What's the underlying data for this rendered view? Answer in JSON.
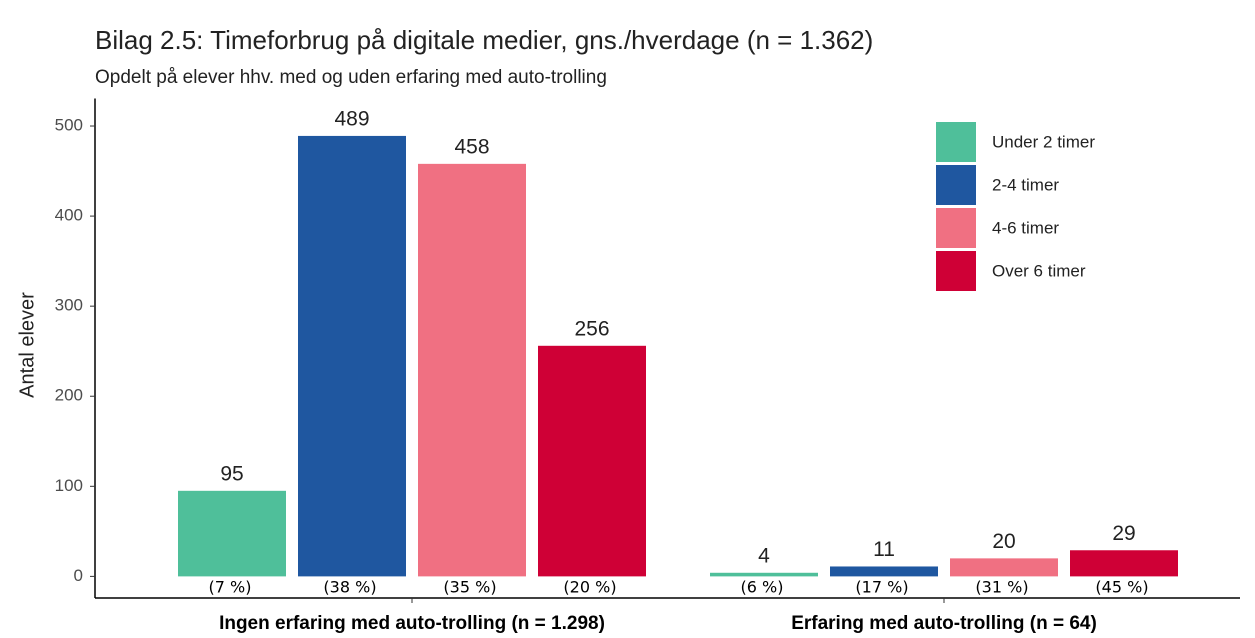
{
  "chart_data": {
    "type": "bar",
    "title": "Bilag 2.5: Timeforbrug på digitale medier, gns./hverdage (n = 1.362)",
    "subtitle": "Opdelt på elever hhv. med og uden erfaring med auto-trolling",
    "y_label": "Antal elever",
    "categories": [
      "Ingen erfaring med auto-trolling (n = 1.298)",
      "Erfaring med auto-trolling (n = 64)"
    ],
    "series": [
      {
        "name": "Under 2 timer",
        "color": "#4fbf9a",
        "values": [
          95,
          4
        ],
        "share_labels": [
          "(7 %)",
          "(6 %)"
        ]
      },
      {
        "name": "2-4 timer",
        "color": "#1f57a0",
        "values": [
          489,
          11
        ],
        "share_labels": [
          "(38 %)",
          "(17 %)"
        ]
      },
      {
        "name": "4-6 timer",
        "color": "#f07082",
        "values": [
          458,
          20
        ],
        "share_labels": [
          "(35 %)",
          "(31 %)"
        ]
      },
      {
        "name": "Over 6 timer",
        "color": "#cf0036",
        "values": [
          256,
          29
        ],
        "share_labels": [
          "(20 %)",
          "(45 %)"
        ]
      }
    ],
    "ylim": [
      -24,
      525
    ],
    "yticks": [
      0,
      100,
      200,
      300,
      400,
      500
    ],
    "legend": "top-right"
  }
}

****

Look through the data above. Find each line with the string "trolling" and copy it.

    "subtitle": "Opdelt på elever hhv. med og uden erfaring med auto-trolling",
      "Ingen erfaring med auto-trolling (n = 1.298)",
      "Erfaring med auto-trolling (n = 64)"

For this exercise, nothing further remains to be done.